§ Rows:
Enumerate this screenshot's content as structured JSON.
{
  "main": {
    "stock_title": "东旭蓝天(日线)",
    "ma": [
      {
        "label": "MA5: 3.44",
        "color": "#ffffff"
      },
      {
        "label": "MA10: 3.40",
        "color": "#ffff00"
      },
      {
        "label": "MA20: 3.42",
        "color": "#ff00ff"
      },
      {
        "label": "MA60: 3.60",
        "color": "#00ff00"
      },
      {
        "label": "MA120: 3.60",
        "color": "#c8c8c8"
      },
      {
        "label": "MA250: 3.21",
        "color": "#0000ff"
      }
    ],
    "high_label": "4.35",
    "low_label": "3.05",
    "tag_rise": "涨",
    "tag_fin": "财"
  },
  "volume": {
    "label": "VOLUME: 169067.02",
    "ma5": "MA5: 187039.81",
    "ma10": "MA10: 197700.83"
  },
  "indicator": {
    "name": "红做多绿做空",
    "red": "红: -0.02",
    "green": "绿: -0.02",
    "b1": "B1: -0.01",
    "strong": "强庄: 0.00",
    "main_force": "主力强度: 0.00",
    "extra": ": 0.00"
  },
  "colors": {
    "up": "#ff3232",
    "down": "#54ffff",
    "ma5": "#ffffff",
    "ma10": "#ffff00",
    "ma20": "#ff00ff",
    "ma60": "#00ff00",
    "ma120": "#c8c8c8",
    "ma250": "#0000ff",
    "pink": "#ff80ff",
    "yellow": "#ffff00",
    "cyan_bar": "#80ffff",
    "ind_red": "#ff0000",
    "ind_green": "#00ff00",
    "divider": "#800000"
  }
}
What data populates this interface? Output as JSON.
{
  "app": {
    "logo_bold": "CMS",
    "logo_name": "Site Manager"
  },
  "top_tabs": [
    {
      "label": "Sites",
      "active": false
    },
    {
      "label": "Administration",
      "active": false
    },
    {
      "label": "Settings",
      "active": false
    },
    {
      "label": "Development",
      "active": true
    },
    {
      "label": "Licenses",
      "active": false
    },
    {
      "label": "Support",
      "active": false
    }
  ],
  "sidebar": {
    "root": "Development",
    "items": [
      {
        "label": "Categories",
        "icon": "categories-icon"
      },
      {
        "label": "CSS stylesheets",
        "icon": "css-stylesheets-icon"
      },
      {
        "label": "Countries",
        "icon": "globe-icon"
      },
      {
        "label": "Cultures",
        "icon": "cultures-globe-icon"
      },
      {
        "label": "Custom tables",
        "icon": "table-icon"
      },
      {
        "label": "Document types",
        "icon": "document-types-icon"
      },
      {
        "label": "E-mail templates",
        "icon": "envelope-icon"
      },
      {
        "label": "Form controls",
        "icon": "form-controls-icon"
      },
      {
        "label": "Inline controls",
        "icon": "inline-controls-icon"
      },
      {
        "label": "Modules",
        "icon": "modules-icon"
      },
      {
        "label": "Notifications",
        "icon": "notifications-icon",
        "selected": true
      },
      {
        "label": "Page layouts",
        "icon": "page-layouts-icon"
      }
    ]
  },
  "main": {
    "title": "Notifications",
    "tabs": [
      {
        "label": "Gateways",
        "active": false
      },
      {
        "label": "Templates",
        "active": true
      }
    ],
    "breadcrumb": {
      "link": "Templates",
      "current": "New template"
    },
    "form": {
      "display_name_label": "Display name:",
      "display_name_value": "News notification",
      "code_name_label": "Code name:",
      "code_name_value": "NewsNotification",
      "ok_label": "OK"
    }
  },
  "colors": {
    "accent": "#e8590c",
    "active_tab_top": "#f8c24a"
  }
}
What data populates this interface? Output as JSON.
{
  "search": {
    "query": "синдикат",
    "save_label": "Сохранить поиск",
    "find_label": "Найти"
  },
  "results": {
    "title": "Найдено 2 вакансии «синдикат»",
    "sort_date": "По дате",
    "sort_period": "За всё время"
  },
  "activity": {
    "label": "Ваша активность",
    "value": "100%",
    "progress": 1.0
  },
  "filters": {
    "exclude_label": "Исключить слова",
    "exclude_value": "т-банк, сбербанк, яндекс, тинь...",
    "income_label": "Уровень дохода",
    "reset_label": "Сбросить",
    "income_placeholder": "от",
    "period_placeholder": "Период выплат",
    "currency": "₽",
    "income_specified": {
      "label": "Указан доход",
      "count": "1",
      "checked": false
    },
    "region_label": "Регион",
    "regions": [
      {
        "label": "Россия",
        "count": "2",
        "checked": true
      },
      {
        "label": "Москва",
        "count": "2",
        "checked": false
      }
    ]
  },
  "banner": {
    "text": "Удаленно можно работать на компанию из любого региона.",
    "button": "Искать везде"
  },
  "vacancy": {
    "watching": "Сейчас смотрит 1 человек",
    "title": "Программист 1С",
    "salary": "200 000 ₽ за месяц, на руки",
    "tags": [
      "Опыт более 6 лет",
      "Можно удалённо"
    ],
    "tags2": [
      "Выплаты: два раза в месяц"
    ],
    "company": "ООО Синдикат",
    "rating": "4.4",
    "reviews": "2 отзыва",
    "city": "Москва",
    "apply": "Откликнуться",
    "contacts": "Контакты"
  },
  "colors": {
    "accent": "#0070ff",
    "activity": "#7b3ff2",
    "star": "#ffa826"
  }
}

§ What to do: Repeat the material word for word, in full.

§ Result of the task:
Enumerate this screenshot's content as structured JSON.
{
  "main": {
    "stock_title": "东旭蓝天(日线)",
    "ma": [
      {
        "label": "MA5: 3.44",
        "color": "#ffffff"
      },
      {
        "label": "MA10: 3.40",
        "color": "#ffff00"
      },
      {
        "label": "MA20: 3.42",
        "color": "#ff00ff"
      },
      {
        "label": "MA60: 3.60",
        "color": "#00ff00"
      },
      {
        "label": "MA120: 3.60",
        "color": "#c8c8c8"
      },
      {
        "label": "MA250: 3.21",
        "color": "#0000ff"
      }
    ],
    "high_label": "4.35",
    "low_label": "3.05",
    "tag_rise": "涨",
    "tag_fin": "财"
  },
  "volume": {
    "label": "VOLUME: 169067.02",
    "ma5": "MA5: 187039.81",
    "ma10": "MA10: 197700.83"
  },
  "indicator": {
    "name": "红做多绿做空",
    "red": "红: -0.02",
    "green": "绿: -0.02",
    "b1": "B1: -0.01",
    "strong": "强庄: 0.00",
    "main_force": "主力强度: 0.00",
    "extra": ": 0.00"
  },
  "colors": {
    "up": "#ff3232",
    "down": "#54ffff",
    "ma5": "#ffffff",
    "ma10": "#ffff00",
    "ma20": "#ff00ff",
    "ma60": "#00ff00",
    "ma120": "#c8c8c8",
    "ma250": "#0000ff",
    "pink": "#ff80ff",
    "yellow": "#ffff00",
    "cyan_bar": "#80ffff",
    "ind_red": "#ff0000",
    "ind_green": "#00ff00",
    "divider": "#800000"
  }
}
What data populates this interface? Output as JSON.
{
  "app": {
    "logo_bold": "CMS",
    "logo_name": "Site Manager"
  },
  "top_tabs": [
    {
      "label": "Sites",
      "active": false
    },
    {
      "label": "Administration",
      "active": false
    },
    {
      "label": "Settings",
      "active": false
    },
    {
      "label": "Development",
      "active": true
    },
    {
      "label": "Licenses",
      "active": false
    },
    {
      "label": "Support",
      "active": false
    }
  ],
  "sidebar": {
    "root": "Development",
    "items": [
      {
        "label": "Categories",
        "icon": "categories-icon"
      },
      {
        "label": "CSS stylesheets",
        "icon": "css-stylesheets-icon"
      },
      {
        "label": "Countries",
        "icon": "globe-icon"
      },
      {
        "label": "Cultures",
        "icon": "cultures-globe-icon"
      },
      {
        "label": "Custom tables",
        "icon": "table-icon"
      },
      {
        "label": "Document types",
        "icon": "document-types-icon"
      },
      {
        "label": "E-mail templates",
        "icon": "envelope-icon"
      },
      {
        "label": "Form controls",
        "icon": "form-controls-icon"
      },
      {
        "label": "Inline controls",
        "icon": "inline-controls-icon"
      },
      {
        "label": "Modules",
        "icon": "modules-icon"
      },
      {
        "label": "Notifications",
        "icon": "notifications-icon",
        "selected": true
      },
      {
        "label": "Page layouts",
        "icon": "page-layouts-icon"
      }
    ]
  },
  "main": {
    "title": "Notifications",
    "tabs": [
      {
        "label": "Gateways",
        "active": false
      },
      {
        "label": "Templates",
        "active": true
      }
    ],
    "breadcrumb": {
      "link": "Templates",
      "current": "New template"
    },
    "form": {
      "display_name_label": "Display name:",
      "display_name_value": "News notification",
      "code_name_label": "Code name:",
      "code_name_value": "NewsNotification",
      "ok_label": "OK"
    }
  },
  "colors": {
    "accent": "#e8590c",
    "active_tab_top": "#f8c24a"
  }
}
What data populates this interface? Output as JSON.
{
  "search": {
    "query": "синдикат",
    "save_label": "Сохранить поиск",
    "find_label": "Найти"
  },
  "results": {
    "title": "Найдено 2 вакансии «синдикат»",
    "sort_date": "По дате",
    "sort_period": "За всё время"
  },
  "activity": {
    "label": "Ваша активность",
    "value": "100%",
    "progress": 1.0
  },
  "filters": {
    "exclude_label": "Исключить слова",
    "exclude_value": "т-банк, сбербанк, яндекс, тинь...",
    "income_label": "Уровень дохода",
    "reset_label": "Сбросить",
    "income_placeholder": "от",
    "period_placeholder": "Период выплат",
    "currency": "₽",
    "income_specified": {
      "label": "Указан доход",
      "count": "1",
      "checked": false
    },
    "region_label": "Регион",
    "regions": [
      {
        "label": "Россия",
        "count": "2",
        "checked": true
      },
      {
        "label": "Москва",
        "count": "2",
        "checked": false
      }
    ]
  },
  "banner": {
    "text": "Удаленно можно работать на компанию из любого региона.",
    "button": "Искать везде"
  },
  "vacancy": {
    "watching": "Сейчас смотрит 1 человек",
    "title": "Программист 1С",
    "salary": "200 000 ₽ за месяц, на руки",
    "tags": [
      "Опыт более 6 лет",
      "Можно удалённо"
    ],
    "tags2": [
      "Выплаты: два раза в месяц"
    ],
    "company": "ООО Синдикат",
    "rating": "4.4",
    "reviews": "2 отзыва",
    "city": "Москва",
    "apply": "Откликнуться",
    "contacts": "Контакты"
  },
  "colors": {
    "accent": "#0070ff",
    "activity": "#7b3ff2",
    "star": "#ffa826"
  }
}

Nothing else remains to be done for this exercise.